Task directions:
Reproduce all records exactly.

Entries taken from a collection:
__________________________________________________

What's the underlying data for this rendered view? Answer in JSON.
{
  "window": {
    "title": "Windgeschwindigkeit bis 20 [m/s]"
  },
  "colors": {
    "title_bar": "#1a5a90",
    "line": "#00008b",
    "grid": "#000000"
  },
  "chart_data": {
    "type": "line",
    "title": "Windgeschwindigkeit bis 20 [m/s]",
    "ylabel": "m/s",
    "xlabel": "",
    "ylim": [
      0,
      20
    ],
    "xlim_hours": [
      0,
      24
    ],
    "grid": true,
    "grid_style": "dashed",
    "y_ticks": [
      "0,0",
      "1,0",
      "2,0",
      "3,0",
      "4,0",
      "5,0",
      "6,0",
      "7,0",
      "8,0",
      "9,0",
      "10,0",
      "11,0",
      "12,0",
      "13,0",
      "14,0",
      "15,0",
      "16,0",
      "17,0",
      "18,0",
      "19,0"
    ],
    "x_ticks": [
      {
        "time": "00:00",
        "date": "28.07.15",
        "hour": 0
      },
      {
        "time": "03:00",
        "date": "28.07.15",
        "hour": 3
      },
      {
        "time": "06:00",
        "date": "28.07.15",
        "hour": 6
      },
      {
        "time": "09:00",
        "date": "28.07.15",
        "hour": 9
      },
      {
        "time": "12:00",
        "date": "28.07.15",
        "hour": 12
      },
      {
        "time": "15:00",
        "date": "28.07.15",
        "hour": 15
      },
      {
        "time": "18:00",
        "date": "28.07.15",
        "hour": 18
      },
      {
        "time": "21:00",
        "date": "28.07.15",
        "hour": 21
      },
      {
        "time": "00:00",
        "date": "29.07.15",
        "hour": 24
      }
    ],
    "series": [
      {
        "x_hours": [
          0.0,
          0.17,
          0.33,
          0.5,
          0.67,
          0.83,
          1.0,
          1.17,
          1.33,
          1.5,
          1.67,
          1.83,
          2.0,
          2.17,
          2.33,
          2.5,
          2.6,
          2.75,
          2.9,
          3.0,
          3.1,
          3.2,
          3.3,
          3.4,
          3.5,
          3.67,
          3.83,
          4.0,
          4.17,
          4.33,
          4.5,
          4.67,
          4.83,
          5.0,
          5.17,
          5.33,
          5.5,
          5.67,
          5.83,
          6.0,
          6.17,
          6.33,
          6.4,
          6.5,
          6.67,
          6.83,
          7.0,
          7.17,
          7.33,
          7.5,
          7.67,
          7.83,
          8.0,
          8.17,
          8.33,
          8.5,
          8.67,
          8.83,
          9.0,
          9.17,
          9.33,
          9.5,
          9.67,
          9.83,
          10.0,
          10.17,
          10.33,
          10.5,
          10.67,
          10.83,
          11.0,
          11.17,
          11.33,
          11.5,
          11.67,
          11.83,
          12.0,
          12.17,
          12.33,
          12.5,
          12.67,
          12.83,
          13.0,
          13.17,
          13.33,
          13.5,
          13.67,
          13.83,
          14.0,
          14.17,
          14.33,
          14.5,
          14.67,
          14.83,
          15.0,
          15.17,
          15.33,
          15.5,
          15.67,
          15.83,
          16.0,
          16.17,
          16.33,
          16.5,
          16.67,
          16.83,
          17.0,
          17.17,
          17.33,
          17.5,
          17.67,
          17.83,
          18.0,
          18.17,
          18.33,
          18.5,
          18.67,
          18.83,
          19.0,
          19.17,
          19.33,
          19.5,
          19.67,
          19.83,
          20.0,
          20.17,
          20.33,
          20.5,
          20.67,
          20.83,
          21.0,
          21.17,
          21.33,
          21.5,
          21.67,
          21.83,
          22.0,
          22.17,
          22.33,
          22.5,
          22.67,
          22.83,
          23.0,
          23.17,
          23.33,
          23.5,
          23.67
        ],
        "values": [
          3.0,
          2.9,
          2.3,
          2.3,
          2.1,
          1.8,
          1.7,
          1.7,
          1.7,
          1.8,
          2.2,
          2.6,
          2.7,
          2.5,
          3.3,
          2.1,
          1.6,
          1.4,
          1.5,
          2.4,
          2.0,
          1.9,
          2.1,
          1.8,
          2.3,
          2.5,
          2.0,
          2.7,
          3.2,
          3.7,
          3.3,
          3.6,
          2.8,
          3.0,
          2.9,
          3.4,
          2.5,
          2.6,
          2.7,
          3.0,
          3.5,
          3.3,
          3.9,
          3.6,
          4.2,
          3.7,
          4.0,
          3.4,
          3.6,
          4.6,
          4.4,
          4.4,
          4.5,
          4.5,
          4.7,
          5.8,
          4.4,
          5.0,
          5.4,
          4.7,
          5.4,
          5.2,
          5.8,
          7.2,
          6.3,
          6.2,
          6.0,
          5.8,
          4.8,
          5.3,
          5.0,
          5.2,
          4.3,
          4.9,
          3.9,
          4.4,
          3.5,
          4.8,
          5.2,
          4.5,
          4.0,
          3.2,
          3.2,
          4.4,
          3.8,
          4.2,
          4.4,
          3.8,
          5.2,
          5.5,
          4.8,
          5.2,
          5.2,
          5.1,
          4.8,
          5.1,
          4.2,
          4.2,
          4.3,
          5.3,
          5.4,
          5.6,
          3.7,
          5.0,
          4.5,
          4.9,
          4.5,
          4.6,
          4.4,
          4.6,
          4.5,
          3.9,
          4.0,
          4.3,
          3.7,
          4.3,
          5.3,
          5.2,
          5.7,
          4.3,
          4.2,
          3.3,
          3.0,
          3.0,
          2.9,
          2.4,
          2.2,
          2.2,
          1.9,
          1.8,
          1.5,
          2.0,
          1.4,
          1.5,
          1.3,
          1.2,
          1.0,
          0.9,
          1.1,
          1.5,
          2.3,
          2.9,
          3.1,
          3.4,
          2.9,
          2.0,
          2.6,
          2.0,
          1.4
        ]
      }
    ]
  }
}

__________________________________________________

Finished exercise:
What's the underlying data for this rendered view? Answer in JSON.
{
  "window": {
    "title": "Windgeschwindigkeit bis 20 [m/s]"
  },
  "colors": {
    "title_bar": "#1a5a90",
    "line": "#00008b",
    "grid": "#000000"
  },
  "chart_data": {
    "type": "line",
    "title": "Windgeschwindigkeit bis 20 [m/s]",
    "ylabel": "m/s",
    "xlabel": "",
    "ylim": [
      0,
      20
    ],
    "xlim_hours": [
      0,
      24
    ],
    "grid": true,
    "grid_style": "dashed",
    "y_ticks": [
      "0,0",
      "1,0",
      "2,0",
      "3,0",
      "4,0",
      "5,0",
      "6,0",
      "7,0",
      "8,0",
      "9,0",
      "10,0",
      "11,0",
      "12,0",
      "13,0",
      "14,0",
      "15,0",
      "16,0",
      "17,0",
      "18,0",
      "19,0"
    ],
    "x_ticks": [
      {
        "time": "00:00",
        "date": "28.07.15",
        "hour": 0
      },
      {
        "time": "03:00",
        "date": "28.07.15",
        "hour": 3
      },
      {
        "time": "06:00",
        "date": "28.07.15",
        "hour": 6
      },
      {
        "time": "09:00",
        "date": "28.07.15",
        "hour": 9
      },
      {
        "time": "12:00",
        "date": "28.07.15",
        "hour": 12
      },
      {
        "time": "15:00",
        "date": "28.07.15",
        "hour": 15
      },
      {
        "time": "18:00",
        "date": "28.07.15",
        "hour": 18
      },
      {
        "time": "21:00",
        "date": "28.07.15",
        "hour": 21
      },
      {
        "time": "00:00",
        "date": "29.07.15",
        "hour": 24
      }
    ],
    "series": [
      {
        "x_hours": [
          0.0,
          0.17,
          0.33,
          0.5,
          0.67,
          0.83,
          1.0,
          1.17,
          1.33,
          1.5,
          1.67,
          1.83,
          2.0,
          2.17,
          2.33,
          2.5,
          2.6,
          2.75,
          2.9,
          3.0,
          3.1,
          3.2,
          3.3,
          3.4,
          3.5,
          3.67,
          3.83,
          4.0,
          4.17,
          4.33,
          4.5,
          4.67,
          4.83,
          5.0,
          5.17,
          5.33,
          5.5,
          5.67,
          5.83,
          6.0,
          6.17,
          6.33,
          6.4,
          6.5,
          6.67,
          6.83,
          7.0,
          7.17,
          7.33,
          7.5,
          7.67,
          7.83,
          8.0,
          8.17,
          8.33,
          8.5,
          8.67,
          8.83,
          9.0,
          9.17,
          9.33,
          9.5,
          9.67,
          9.83,
          10.0,
          10.17,
          10.33,
          10.5,
          10.67,
          10.83,
          11.0,
          11.17,
          11.33,
          11.5,
          11.67,
          11.83,
          12.0,
          12.17,
          12.33,
          12.5,
          12.67,
          12.83,
          13.0,
          13.17,
          13.33,
          13.5,
          13.67,
          13.83,
          14.0,
          14.17,
          14.33,
          14.5,
          14.67,
          14.83,
          15.0,
          15.17,
          15.33,
          15.5,
          15.67,
          15.83,
          16.0,
          16.17,
          16.33,
          16.5,
          16.67,
          16.83,
          17.0,
          17.17,
          17.33,
          17.5,
          17.67,
          17.83,
          18.0,
          18.17,
          18.33,
          18.5,
          18.67,
          18.83,
          19.0,
          19.17,
          19.33,
          19.5,
          19.67,
          19.83,
          20.0,
          20.17,
          20.33,
          20.5,
          20.67,
          20.83,
          21.0,
          21.17,
          21.33,
          21.5,
          21.67,
          21.83,
          22.0,
          22.17,
          22.33,
          22.5,
          22.67,
          22.83,
          23.0,
          23.17,
          23.33,
          23.5,
          23.67
        ],
        "values": [
          3.0,
          2.9,
          2.3,
          2.3,
          2.1,
          1.8,
          1.7,
          1.7,
          1.7,
          1.8,
          2.2,
          2.6,
          2.7,
          2.5,
          3.3,
          2.1,
          1.6,
          1.4,
          1.5,
          2.4,
          2.0,
          1.9,
          2.1,
          1.8,
          2.3,
          2.5,
          2.0,
          2.7,
          3.2,
          3.7,
          3.3,
          3.6,
          2.8,
          3.0,
          2.9,
          3.4,
          2.5,
          2.6,
          2.7,
          3.0,
          3.5,
          3.3,
          3.9,
          3.6,
          4.2,
          3.7,
          4.0,
          3.4,
          3.6,
          4.6,
          4.4,
          4.4,
          4.5,
          4.5,
          4.7,
          5.8,
          4.4,
          5.0,
          5.4,
          4.7,
          5.4,
          5.2,
          5.8,
          7.2,
          6.3,
          6.2,
          6.0,
          5.8,
          4.8,
          5.3,
          5.0,
          5.2,
          4.3,
          4.9,
          3.9,
          4.4,
          3.5,
          4.8,
          5.2,
          4.5,
          4.0,
          3.2,
          3.2,
          4.4,
          3.8,
          4.2,
          4.4,
          3.8,
          5.2,
          5.5,
          4.8,
          5.2,
          5.2,
          5.1,
          4.8,
          5.1,
          4.2,
          4.2,
          4.3,
          5.3,
          5.4,
          5.6,
          3.7,
          5.0,
          4.5,
          4.9,
          4.5,
          4.6,
          4.4,
          4.6,
          4.5,
          3.9,
          4.0,
          4.3,
          3.7,
          4.3,
          5.3,
          5.2,
          5.7,
          4.3,
          4.2,
          3.3,
          3.0,
          3.0,
          2.9,
          2.4,
          2.2,
          2.2,
          1.9,
          1.8,
          1.5,
          2.0,
          1.4,
          1.5,
          1.3,
          1.2,
          1.0,
          0.9,
          1.1,
          1.5,
          2.3,
          2.9,
          3.1,
          3.4,
          2.9,
          2.0,
          2.6,
          2.0,
          1.4
        ]
      }
    ]
  }
}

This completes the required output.